[Prompt 1] In the market commentary, what was the 12-month change in the Consumer Price Index?
[Prompt 2] From the market commentary, output the part that opens with the words containing "In fact, we" and closes with "with price inflation.", copied word for word.

[Excerpt to read]

■ ■ ■ ■ ■

Chart of State and Local Surplus or Deficit
Last week, this is what I said:
"Lastly, the selling in treasuries since the Fed's last quarter- point rate cut has caused a spike in yields. In light of the rising number of bankruptcies during the past year and the 45 year low federal funds rate, I believe that the single greatest current danger to the economy is higher interest rates. Given the Fed's strong words about its intention to keep rates down, I do not expect the selloff in treasuries to go much further. "
In fact, we saw just the opposite yesterday, as Chairman Greenspan told Congress that, in his opinion, the economy was showing signs of imminent recovery and that the Fed was not planning on aggressive purchasing treasury bonds. This sparked a selloff in bonds, driving yields up nearly 25 basis points. It was news the last time the Fed lowered the Fed Funds rate by that amount. The statement that the Fed has been "pushing on a string" once again came to mind. With the 12-month change in the Consumer Price Index at 2.1%, the current 3-month T-bill rate of 0.9% is -1.2% in real terms. Judging from this, the Fed is pushing very, very hard on that string, to the detriment of savers who must put their money at risk just to keep up with price inflation.
In corporate news, AMR reported an improved Q2 net loss of $75 million, equal to 47 cents per share, compared with Q2 2002's loss of $495 million or $3.19 per share. Excluding special items, including a $358 million cash payment from the Transportation Security Administration, Q2's loss was $2.26 per share. The stock gained nearly 10% on the news.
The House Capital Markets Subcommittee Richard Baker, R-La., cancelled a hearing scheduled for Thursday on regulatory reform of Freddie Mac (FRE) and Fannie Mae (FNM), citing an alleged lack of cooperation on the part of the companies. Baker said, "Their lack of cooperation is unfortunate and raises questions about their seriousness. I may have no choice but to consider extending a different form of invitation." Sounds like possible subpoenas to me.

■ ■ ■ ■ ■

[Information shown]
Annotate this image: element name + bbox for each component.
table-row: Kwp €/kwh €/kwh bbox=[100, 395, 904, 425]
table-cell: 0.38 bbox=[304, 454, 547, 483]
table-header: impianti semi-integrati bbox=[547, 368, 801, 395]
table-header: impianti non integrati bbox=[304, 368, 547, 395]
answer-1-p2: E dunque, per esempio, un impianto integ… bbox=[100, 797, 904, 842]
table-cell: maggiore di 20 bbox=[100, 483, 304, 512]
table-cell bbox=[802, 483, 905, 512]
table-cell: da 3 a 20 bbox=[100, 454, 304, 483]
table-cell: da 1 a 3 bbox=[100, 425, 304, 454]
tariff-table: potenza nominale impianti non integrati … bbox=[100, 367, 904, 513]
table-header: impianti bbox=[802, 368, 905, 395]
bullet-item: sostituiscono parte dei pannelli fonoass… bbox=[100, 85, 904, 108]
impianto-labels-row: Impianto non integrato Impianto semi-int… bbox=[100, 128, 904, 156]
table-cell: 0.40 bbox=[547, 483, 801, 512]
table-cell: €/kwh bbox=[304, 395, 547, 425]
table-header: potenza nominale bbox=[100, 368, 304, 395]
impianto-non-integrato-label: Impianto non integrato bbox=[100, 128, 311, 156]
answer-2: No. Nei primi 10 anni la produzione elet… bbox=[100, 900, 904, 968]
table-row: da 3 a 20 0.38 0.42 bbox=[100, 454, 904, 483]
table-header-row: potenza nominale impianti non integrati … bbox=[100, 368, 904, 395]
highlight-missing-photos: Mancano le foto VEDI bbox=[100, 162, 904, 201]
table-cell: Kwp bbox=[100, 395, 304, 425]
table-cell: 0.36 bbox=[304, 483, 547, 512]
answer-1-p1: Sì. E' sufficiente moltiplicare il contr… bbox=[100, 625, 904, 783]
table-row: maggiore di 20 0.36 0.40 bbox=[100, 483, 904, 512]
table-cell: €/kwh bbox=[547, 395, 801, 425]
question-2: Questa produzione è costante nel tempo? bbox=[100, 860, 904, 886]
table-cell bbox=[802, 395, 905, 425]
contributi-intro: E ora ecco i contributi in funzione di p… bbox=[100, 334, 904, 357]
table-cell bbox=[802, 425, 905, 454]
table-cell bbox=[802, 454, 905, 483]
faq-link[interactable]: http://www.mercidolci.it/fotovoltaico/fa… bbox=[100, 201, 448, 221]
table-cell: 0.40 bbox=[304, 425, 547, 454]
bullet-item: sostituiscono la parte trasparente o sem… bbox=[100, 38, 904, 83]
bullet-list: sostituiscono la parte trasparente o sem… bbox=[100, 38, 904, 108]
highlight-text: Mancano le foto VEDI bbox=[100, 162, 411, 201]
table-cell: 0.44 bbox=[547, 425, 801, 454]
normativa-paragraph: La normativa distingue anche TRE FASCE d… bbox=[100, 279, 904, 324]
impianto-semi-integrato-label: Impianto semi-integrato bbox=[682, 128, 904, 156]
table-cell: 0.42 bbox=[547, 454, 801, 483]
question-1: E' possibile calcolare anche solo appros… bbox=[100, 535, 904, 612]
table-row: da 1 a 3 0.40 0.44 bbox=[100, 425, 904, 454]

■ ■ ■ ■ ■

[Solution 1] 2.1%

[Solution 2]
In fact, we saw just the opposite yesterday, as Chairman Greenspan told Congress that, in his opinion, the economy was showing signs of imminent recovery and that the Fed was not planning on aggressive purchasing treasury bonds. This sparked a selloff in bonds, driving yields up nearly 25 basis points. It was news the last time the Fed lowered the Fed Funds rate by that amount. The statement that the Fed has been "pushing on a string" once again came to mind. With the 12-month change in the Consumer Price Index at 2.1%, the current 3-month T-bill rate of 0.9% is -1.2% in real terms. Judging from this, the Fed is pushing very, very hard on that string, to the detriment of savers who must put their money at risk just to keep up with price inflation.